§ **Extracted data entries**:
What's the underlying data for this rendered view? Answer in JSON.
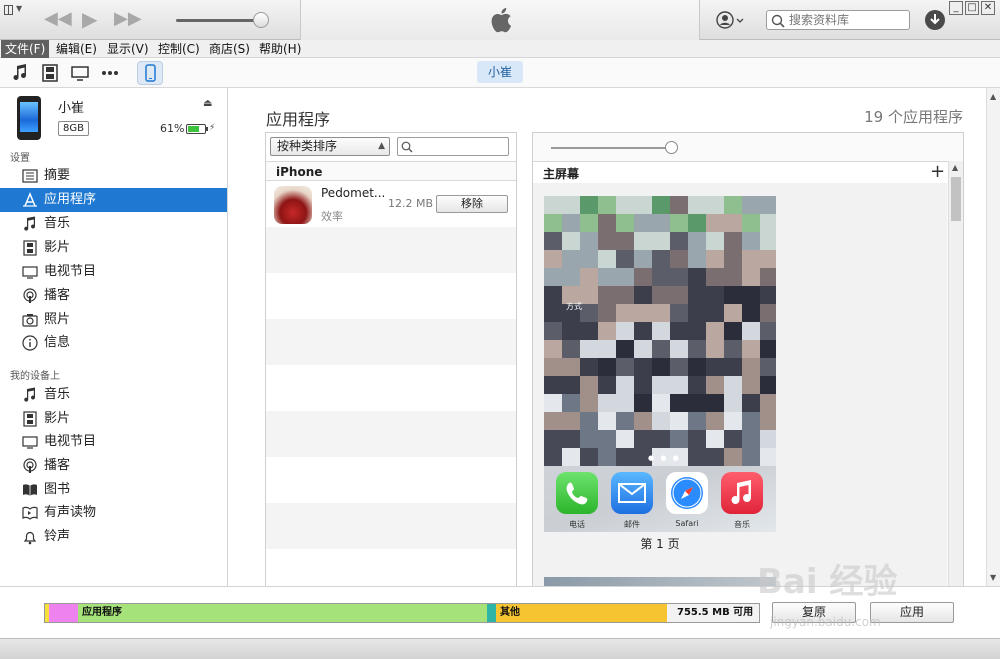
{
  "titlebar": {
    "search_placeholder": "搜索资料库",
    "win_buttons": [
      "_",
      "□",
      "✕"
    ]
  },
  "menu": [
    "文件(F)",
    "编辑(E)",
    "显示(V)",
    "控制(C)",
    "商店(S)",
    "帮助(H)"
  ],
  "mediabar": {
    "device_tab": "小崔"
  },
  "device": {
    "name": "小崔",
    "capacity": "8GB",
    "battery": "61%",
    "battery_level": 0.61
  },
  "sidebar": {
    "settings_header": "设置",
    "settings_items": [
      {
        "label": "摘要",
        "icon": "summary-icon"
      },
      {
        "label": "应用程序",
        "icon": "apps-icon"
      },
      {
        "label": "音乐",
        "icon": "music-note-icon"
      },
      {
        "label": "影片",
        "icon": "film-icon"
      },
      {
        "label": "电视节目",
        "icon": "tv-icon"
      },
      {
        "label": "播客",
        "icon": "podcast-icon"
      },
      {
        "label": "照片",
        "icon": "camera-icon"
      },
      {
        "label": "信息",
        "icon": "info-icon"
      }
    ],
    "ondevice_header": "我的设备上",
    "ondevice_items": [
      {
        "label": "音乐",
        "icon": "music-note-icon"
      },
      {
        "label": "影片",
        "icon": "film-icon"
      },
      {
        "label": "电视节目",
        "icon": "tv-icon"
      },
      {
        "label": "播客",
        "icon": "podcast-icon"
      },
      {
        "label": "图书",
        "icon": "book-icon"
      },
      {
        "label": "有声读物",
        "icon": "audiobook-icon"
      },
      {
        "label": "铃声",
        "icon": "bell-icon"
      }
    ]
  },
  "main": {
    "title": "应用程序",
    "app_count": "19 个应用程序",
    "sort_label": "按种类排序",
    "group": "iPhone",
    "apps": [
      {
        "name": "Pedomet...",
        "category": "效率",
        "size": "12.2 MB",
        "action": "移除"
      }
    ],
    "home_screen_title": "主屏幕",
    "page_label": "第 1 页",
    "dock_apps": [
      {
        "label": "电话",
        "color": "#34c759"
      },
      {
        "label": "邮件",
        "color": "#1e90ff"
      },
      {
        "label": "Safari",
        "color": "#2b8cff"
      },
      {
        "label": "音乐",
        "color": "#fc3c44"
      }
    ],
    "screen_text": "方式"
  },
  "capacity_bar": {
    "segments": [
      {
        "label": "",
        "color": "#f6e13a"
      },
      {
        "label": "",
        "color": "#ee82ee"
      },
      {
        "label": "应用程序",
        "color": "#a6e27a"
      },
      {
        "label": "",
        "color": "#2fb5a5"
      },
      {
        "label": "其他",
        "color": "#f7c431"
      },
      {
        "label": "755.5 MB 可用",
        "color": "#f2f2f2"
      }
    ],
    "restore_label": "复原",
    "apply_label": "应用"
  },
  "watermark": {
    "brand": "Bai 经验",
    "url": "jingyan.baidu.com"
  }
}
...
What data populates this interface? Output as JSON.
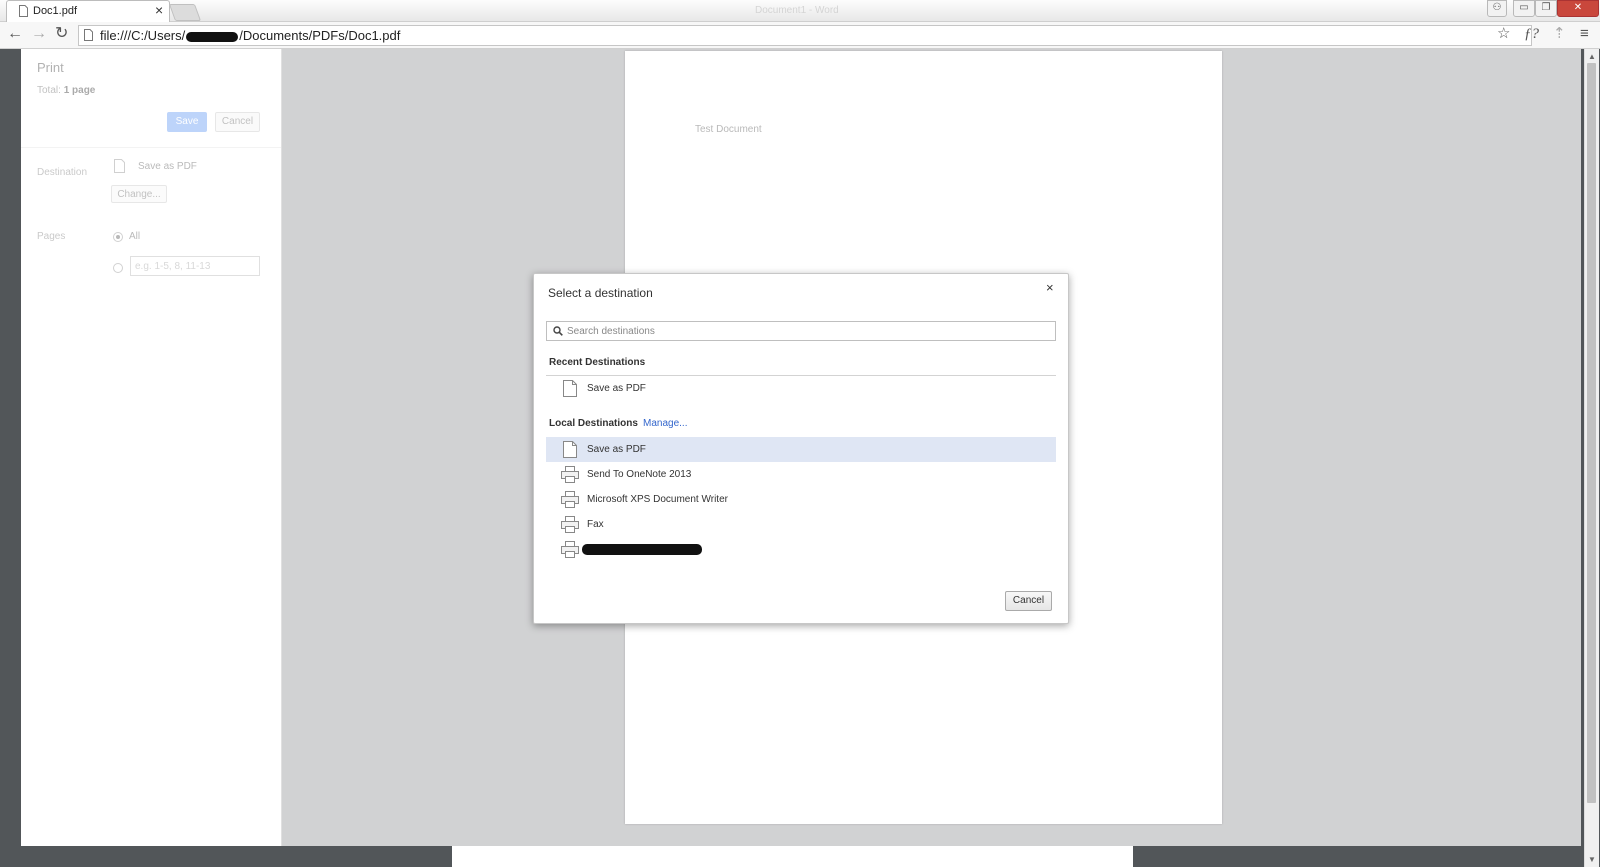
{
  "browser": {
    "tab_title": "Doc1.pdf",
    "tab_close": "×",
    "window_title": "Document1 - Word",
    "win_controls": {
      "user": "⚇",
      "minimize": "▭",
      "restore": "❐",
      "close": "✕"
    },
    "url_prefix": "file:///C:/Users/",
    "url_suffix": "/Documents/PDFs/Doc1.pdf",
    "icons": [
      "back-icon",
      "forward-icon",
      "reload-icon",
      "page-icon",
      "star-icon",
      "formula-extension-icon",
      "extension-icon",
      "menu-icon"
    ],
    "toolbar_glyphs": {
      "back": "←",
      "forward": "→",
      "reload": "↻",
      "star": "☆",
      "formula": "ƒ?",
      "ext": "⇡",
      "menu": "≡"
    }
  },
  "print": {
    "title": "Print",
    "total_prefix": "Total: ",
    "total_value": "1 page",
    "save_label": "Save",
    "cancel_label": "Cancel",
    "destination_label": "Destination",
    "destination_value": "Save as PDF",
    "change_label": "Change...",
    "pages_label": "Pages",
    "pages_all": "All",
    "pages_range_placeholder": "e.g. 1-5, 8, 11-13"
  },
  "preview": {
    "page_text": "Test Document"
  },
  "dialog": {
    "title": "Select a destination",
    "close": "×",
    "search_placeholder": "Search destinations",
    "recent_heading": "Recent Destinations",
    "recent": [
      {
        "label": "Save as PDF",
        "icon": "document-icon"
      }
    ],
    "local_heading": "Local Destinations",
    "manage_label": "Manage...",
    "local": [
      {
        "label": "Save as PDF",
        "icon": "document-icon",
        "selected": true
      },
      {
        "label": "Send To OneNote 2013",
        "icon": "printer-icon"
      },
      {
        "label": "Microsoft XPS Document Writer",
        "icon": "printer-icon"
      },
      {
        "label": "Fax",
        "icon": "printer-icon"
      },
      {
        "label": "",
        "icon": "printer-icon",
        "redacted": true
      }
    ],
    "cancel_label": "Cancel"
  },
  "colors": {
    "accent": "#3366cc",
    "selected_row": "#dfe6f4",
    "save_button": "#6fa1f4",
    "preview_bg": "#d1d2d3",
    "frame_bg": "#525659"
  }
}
--
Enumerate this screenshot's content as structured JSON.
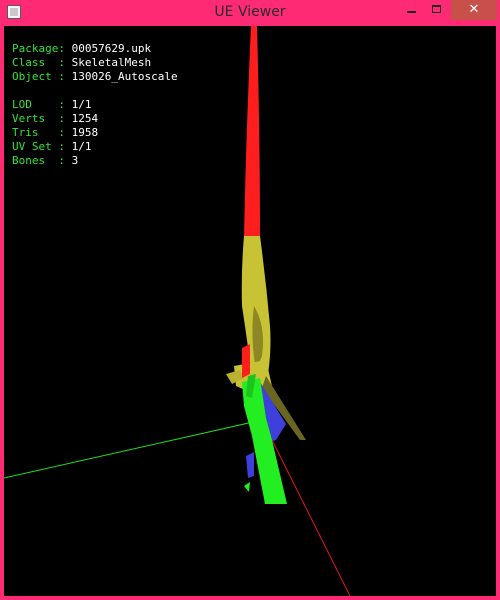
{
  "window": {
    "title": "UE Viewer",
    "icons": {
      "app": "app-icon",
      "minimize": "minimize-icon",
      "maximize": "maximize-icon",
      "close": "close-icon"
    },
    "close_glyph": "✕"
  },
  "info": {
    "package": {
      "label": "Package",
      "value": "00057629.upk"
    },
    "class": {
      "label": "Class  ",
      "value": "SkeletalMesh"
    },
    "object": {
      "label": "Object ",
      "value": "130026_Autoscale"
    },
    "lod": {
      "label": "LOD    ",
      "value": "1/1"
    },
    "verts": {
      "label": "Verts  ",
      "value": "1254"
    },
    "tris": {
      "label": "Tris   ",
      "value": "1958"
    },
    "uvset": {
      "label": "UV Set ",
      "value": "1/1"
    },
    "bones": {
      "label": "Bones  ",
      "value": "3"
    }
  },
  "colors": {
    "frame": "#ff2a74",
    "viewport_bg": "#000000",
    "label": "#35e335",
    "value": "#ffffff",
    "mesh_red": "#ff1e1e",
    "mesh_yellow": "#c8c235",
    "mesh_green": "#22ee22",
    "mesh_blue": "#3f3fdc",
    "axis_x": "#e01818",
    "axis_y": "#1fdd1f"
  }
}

§ **Problem**:
Copy all lines of the material above where the string "this" occurs.

§ **Answer to the task**:
What's the underlying data for this rendered view? Answer in JSON.
What data populates this interface? Output as JSON.
Enumerate this screenshot's content as structured JSON.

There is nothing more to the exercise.